YOUR TASK: All lines featuring the string "Selection" are to be listed.

Source records

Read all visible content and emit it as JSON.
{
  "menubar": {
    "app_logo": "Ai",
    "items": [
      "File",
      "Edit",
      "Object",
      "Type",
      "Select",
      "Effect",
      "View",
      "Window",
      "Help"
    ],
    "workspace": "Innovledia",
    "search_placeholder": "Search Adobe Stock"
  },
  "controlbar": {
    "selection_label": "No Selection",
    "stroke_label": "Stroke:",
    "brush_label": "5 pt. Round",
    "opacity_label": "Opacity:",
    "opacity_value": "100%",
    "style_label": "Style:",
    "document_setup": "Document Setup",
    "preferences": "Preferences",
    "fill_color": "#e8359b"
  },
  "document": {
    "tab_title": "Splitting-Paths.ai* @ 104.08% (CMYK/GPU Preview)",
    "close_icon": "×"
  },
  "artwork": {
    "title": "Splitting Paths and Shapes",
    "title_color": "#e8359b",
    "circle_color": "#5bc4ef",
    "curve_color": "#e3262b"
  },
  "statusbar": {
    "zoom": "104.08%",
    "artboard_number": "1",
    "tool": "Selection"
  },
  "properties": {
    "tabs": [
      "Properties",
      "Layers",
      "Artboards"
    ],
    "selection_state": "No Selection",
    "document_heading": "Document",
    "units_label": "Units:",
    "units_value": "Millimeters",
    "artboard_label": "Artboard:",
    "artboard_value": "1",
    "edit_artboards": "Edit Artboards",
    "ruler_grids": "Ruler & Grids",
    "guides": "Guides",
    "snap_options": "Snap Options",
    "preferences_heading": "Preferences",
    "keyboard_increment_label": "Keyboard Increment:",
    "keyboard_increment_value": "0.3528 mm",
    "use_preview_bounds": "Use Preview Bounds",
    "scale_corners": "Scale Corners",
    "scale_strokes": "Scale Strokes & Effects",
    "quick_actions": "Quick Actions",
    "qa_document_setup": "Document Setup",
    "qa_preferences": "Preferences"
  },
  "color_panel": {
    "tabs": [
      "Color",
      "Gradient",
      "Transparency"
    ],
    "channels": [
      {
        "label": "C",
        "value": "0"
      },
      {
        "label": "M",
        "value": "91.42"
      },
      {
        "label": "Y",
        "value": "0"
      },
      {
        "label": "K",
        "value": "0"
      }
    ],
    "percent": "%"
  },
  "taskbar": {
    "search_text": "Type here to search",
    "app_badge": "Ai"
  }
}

RESPONSE TO THE EXERCISE:
    "selection_label": "No Selection",
    "tool": "Selection"
    "selection_state": "No Selection",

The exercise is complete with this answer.